## TASK DESCRIPTION
Read the data and repeat all of it exactly.

[Raw records]
◇ ◇ ◇ ◇
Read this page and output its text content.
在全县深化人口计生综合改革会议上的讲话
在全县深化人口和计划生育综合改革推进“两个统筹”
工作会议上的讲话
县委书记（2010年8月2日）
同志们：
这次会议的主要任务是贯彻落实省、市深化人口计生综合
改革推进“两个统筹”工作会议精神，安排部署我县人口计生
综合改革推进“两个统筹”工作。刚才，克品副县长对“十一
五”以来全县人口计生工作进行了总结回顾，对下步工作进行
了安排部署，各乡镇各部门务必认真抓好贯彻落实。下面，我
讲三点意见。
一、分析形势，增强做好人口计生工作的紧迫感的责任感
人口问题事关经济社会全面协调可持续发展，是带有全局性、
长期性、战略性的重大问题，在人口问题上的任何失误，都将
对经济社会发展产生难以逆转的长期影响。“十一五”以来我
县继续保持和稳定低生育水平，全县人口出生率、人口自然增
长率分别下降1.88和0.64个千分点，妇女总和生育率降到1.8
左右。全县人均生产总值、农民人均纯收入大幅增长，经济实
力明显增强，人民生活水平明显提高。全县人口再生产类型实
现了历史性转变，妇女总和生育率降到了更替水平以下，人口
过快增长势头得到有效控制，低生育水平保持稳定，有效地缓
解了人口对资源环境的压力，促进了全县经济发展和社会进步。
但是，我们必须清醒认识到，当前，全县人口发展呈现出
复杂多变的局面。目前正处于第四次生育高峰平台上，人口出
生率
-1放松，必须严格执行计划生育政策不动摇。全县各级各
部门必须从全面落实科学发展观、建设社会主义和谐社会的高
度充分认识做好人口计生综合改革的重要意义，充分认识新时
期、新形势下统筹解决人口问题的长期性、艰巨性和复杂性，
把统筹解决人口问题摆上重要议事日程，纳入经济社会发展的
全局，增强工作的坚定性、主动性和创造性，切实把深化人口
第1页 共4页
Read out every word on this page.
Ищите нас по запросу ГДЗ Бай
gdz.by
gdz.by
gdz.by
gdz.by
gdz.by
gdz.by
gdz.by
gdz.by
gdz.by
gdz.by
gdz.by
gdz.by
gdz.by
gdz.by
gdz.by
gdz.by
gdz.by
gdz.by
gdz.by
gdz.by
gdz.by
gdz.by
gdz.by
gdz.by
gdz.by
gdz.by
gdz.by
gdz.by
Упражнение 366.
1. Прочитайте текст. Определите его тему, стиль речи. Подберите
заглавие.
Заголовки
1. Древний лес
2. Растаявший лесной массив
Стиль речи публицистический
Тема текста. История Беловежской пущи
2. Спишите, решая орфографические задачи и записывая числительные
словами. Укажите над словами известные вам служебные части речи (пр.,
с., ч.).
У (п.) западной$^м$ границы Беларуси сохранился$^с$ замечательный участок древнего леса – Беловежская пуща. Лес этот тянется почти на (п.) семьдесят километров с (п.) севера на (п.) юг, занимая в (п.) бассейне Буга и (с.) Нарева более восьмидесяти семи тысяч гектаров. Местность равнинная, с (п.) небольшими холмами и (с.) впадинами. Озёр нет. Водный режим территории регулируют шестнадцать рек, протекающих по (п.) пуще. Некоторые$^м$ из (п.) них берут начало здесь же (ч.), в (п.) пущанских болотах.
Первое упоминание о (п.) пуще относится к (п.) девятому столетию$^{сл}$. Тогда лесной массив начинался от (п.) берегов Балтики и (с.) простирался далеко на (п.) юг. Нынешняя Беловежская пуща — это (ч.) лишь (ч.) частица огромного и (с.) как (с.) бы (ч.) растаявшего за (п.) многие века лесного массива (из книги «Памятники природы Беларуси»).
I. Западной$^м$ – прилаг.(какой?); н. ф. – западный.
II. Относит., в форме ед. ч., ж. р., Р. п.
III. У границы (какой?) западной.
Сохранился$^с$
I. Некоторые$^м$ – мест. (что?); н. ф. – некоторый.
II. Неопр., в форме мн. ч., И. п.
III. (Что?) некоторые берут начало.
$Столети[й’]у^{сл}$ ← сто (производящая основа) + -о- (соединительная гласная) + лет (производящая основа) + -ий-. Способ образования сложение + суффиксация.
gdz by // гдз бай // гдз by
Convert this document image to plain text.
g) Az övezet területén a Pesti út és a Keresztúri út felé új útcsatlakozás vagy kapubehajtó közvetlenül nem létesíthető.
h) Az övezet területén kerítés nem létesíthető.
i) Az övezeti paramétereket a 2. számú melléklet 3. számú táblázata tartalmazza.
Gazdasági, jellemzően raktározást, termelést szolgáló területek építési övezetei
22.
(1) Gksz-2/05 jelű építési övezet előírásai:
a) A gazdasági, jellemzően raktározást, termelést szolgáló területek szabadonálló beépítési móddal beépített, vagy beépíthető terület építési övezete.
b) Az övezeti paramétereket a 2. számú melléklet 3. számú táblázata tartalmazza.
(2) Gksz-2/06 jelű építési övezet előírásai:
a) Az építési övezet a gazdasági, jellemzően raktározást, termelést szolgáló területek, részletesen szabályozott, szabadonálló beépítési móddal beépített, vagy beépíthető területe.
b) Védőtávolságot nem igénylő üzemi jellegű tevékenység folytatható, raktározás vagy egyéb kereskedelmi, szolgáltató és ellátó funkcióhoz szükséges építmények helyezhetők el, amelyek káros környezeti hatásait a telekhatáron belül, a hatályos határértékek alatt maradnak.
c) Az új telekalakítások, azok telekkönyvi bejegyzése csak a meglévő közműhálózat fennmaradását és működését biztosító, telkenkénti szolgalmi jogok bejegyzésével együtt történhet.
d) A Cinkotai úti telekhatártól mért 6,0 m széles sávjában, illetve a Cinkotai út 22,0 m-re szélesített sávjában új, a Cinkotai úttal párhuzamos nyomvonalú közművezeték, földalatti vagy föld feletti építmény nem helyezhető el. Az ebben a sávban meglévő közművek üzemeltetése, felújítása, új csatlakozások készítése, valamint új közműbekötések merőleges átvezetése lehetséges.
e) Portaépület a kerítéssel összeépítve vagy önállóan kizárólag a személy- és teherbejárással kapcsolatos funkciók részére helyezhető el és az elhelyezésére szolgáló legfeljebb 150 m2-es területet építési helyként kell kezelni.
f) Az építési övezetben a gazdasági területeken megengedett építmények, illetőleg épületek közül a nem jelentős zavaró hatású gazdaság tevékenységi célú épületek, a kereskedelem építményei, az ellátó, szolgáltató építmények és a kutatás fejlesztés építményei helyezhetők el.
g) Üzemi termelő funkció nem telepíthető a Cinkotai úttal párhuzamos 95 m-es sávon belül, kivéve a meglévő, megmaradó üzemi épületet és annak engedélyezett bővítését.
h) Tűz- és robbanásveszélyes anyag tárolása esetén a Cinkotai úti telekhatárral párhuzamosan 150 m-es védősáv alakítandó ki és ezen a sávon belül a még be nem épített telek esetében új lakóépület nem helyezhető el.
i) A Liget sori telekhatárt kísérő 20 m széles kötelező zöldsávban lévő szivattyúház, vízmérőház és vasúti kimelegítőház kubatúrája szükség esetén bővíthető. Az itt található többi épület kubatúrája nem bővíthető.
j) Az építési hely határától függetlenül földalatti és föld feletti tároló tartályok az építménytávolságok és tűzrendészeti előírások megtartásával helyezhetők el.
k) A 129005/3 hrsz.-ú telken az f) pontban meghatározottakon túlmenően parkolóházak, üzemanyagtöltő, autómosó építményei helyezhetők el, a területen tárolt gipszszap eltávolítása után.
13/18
◇ ◇ ◇ ◇
## REPLY
Read this page and output its text content.
在全县深化人口计生综合改革会议上的讲话
在全县深化人口和计划生育综合改革推进“两个统筹”
工作会议上的讲话
县委书记（2010年8月2日）
同志们：
这次会议的主要任务是贯彻落实省、市深化人口计生综合
改革推进“两个统筹”工作会议精神，安排部署我县人口计生
综合改革推进“两个统筹”工作。刚才，克品副县长对“十一
五”以来全县人口计生工作进行了总结回顾，对下步工作进行
了安排部署，各乡镇各部门务必认真抓好贯彻落实。下面，我
讲三点意见。
一、分析形势，增强做好人口计生工作的紧迫感的责任感
人口问题事关经济社会全面协调可持续发展，是带有全局性、
长期性、战略性的重大问题，在人口问题上的任何失误，都将
对经济社会发展产生难以逆转的长期影响。“十一五”以来我
县继续保持和稳定低生育水平，全县人口出生率、人口自然增
长率分别下降1.88和0.64个千分点，妇女总和生育率降到1.8
左右。全县人均生产总值、农民人均纯收入大幅增长，经济实
力明显增强，人民生活水平明显提高。全县人口再生产类型实
现了历史性转变，妇女总和生育率降到了更替水平以下，人口
过快增长势头得到有效控制，低生育水平保持稳定，有效地缓
解了人口对资源环境的压力，促进了全县经济发展和社会进步。
但是，我们必须清醒认识到，当前，全县人口发展呈现出
复杂多变的局面。目前正处于第四次生育高峰平台上，人口出
生率
-1放松，必须严格执行计划生育政策不动摇。全县各级各
部门必须从全面落实科学发展观、建设社会主义和谐社会的高
度充分认识做好人口计生综合改革的重要意义，充分认识新时
期、新形势下统筹解决人口问题的长期性、艰巨性和复杂性，
把统筹解决人口问题摆上重要议事日程，纳入经济社会发展的
全局，增强工作的坚定性、主动性和创造性，切实把深化人口
第1页 共4页
Read out every word on this page.
Ищите нас по запросу ГДЗ Бай
gdz.by
gdz.by
gdz.by
gdz.by
gdz.by
gdz.by
gdz.by
gdz.by
gdz.by
gdz.by
gdz.by
gdz.by
gdz.by
gdz.by
gdz.by
gdz.by
gdz.by
gdz.by
gdz.by
gdz.by
gdz.by
gdz.by
gdz.by
gdz.by
gdz.by
gdz.by
gdz.by
gdz.by
Упражнение 366.
1. Прочитайте текст. Определите его тему, стиль речи. Подберите
заглавие.
Заголовки
1. Древний лес
2. Растаявший лесной массив
Стиль речи публицистический
Тема текста. История Беловежской пущи
2. Спишите, решая орфографические задачи и записывая числительные
словами. Укажите над словами известные вам служебные части речи (пр.,
с., ч.).
У (п.) западной$^м$ границы Беларуси сохранился$^с$ замечательный участок древнего леса – Беловежская пуща. Лес этот тянется почти на (п.) семьдесят километров с (п.) севера на (п.) юг, занимая в (п.) бассейне Буга и (с.) Нарева более восьмидесяти семи тысяч гектаров. Местность равнинная, с (п.) небольшими холмами и (с.) впадинами. Озёр нет. Водный режим территории регулируют шестнадцать рек, протекающих по (п.) пуще. Некоторые$^м$ из (п.) них берут начало здесь же (ч.), в (п.) пущанских болотах.
Первое упоминание о (п.) пуще относится к (п.) девятому столетию$^{сл}$. Тогда лесной массив начинался от (п.) берегов Балтики и (с.) простирался далеко на (п.) юг. Нынешняя Беловежская пуща — это (ч.) лишь (ч.) частица огромного и (с.) как (с.) бы (ч.) растаявшего за (п.) многие века лесного массива (из книги «Памятники природы Беларуси»).
I. Западной$^м$ – прилаг.(какой?); н. ф. – западный.
II. Относит., в форме ед. ч., ж. р., Р. п.
III. У границы (какой?) западной.
Сохранился$^с$
I. Некоторые$^м$ – мест. (что?); н. ф. – некоторый.
II. Неопр., в форме мн. ч., И. п.
III. (Что?) некоторые берут начало.
$Столети[й’]у^{сл}$ ← сто (производящая основа) + -о- (соединительная гласная) + лет (производящая основа) + -ий-. Способ образования сложение + суффиксация.
gdz by // гдз бай // гдз by
Convert this document image to plain text.
g) Az övezet területén a Pesti út és a Keresztúri út felé új útcsatlakozás vagy kapubehajtó közvetlenül nem létesíthető.
h) Az övezet területén kerítés nem létesíthető.
i) Az övezeti paramétereket a 2. számú melléklet 3. számú táblázata tartalmazza.
Gazdasági, jellemzően raktározást, termelést szolgáló területek építési övezetei
22.
(1) Gksz-2/05 jelű építési övezet előírásai:
a) A gazdasági, jellemzően raktározást, termelést szolgáló területek szabadonálló beépítési móddal beépített, vagy beépíthető terület építési övezete.
b) Az övezeti paramétereket a 2. számú melléklet 3. számú táblázata tartalmazza.
(2) Gksz-2/06 jelű építési övezet előírásai:
a) Az építési övezet a gazdasági, jellemzően raktározást, termelést szolgáló területek, részletesen szabályozott, szabadonálló beépítési móddal beépített, vagy beépíthető területe.
b) Védőtávolságot nem igénylő üzemi jellegű tevékenység folytatható, raktározás vagy egyéb kereskedelmi, szolgáltató és ellátó funkcióhoz szükséges építmények helyezhetők el, amelyek káros környezeti hatásait a telekhatáron belül, a hatályos határértékek alatt maradnak.
c) Az új telekalakítások, azok telekkönyvi bejegyzése csak a meglévő közműhálózat fennmaradását és működését biztosító, telkenkénti szolgalmi jogok bejegyzésével együtt történhet.
d) A Cinkotai úti telekhatártól mért 6,0 m széles sávjában, illetve a Cinkotai út 22,0 m-re szélesített sávjában új, a Cinkotai úttal párhuzamos nyomvonalú közművezeték, földalatti vagy föld feletti építmény nem helyezhető el. Az ebben a sávban meglévő közművek üzemeltetése, felújítása, új csatlakozások készítése, valamint új közműbekötések merőleges átvezetése lehetséges.
e) Portaépület a kerítéssel összeépítve vagy önállóan kizárólag a személy- és teherbejárással kapcsolatos funkciók részére helyezhető el és az elhelyezésére szolgáló legfeljebb 150 m2-es területet építési helyként kell kezelni.
f) Az építési övezetben a gazdasági területeken megengedett építmények, illetőleg épületek közül a nem jelentős zavaró hatású gazdaság tevékenységi célú épületek, a kereskedelem építményei, az ellátó, szolgáltató építmények és a kutatás fejlesztés építményei helyezhetők el.
g) Üzemi termelő funkció nem telepíthető a Cinkotai úttal párhuzamos 95 m-es sávon belül, kivéve a meglévő, megmaradó üzemi épületet és annak engedélyezett bővítését.
h) Tűz- és robbanásveszélyes anyag tárolása esetén a Cinkotai úti telekhatárral párhuzamosan 150 m-es védősáv alakítandó ki és ezen a sávon belül a még be nem épített telek esetében új lakóépület nem helyezhető el.
i) A Liget sori telekhatárt kísérő 20 m széles kötelező zöldsávban lévő szivattyúház, vízmérőház és vasúti kimelegítőház kubatúrája szükség esetén bővíthető. Az itt található többi épület kubatúrája nem bővíthető.
j) Az építési hely határától függetlenül földalatti és föld feletti tároló tartályok az építménytávolságok és tűzrendészeti előírások megtartásával helyezhetők el.
k) A 129005/3 hrsz.-ú telken az f) pontban meghatározottakon túlmenően parkolóházak, üzemanyagtöltő, autómosó építményei helyezhetők el, a területen tárolt gipszszap eltávolítása után.
13/18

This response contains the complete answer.